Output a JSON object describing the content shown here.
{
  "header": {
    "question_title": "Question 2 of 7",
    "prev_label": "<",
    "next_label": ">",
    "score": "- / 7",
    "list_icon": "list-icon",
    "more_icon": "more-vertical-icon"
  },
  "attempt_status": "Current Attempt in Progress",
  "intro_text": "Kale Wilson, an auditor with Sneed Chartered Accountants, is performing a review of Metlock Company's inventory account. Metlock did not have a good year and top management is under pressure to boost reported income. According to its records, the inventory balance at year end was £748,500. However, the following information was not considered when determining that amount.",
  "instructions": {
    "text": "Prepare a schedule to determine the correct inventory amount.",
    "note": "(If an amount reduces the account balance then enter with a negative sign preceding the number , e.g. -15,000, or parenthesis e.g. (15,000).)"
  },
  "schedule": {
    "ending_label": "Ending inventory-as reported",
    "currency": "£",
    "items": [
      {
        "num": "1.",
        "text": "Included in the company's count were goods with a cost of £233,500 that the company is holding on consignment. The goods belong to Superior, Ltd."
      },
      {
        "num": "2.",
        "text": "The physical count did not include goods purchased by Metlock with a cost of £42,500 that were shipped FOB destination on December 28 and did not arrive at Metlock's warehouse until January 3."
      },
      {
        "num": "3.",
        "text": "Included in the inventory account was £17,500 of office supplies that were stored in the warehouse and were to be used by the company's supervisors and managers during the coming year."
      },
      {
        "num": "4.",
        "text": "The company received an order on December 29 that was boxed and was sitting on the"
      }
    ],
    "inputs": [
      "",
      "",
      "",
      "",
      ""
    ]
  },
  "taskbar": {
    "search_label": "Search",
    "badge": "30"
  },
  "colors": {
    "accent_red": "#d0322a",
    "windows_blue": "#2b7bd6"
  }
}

Your goal =>
Copy out all of the records shown above exactly.

Written solution =>
Output a JSON object describing the content shown here.
{
  "header": {
    "question_title": "Question 2 of 7",
    "prev_label": "<",
    "next_label": ">",
    "score": "- / 7",
    "list_icon": "list-icon",
    "more_icon": "more-vertical-icon"
  },
  "attempt_status": "Current Attempt in Progress",
  "intro_text": "Kale Wilson, an auditor with Sneed Chartered Accountants, is performing a review of Metlock Company's inventory account. Metlock did not have a good year and top management is under pressure to boost reported income. According to its records, the inventory balance at year end was £748,500. However, the following information was not considered when determining that amount.",
  "instructions": {
    "text": "Prepare a schedule to determine the correct inventory amount.",
    "note": "(If an amount reduces the account balance then enter with a negative sign preceding the number , e.g. -15,000, or parenthesis e.g. (15,000).)"
  },
  "schedule": {
    "ending_label": "Ending inventory-as reported",
    "currency": "£",
    "items": [
      {
        "num": "1.",
        "text": "Included in the company's count were goods with a cost of £233,500 that the company is holding on consignment. The goods belong to Superior, Ltd."
      },
      {
        "num": "2.",
        "text": "The physical count did not include goods purchased by Metlock with a cost of £42,500 that were shipped FOB destination on December 28 and did not arrive at Metlock's warehouse until January 3."
      },
      {
        "num": "3.",
        "text": "Included in the inventory account was £17,500 of office supplies that were stored in the warehouse and were to be used by the company's supervisors and managers during the coming year."
      },
      {
        "num": "4.",
        "text": "The company received an order on December 29 that was boxed and was sitting on the"
      }
    ],
    "inputs": [
      "",
      "",
      "",
      "",
      ""
    ]
  },
  "taskbar": {
    "search_label": "Search",
    "badge": "30"
  },
  "colors": {
    "accent_red": "#d0322a",
    "windows_blue": "#2b7bd6"
  }
}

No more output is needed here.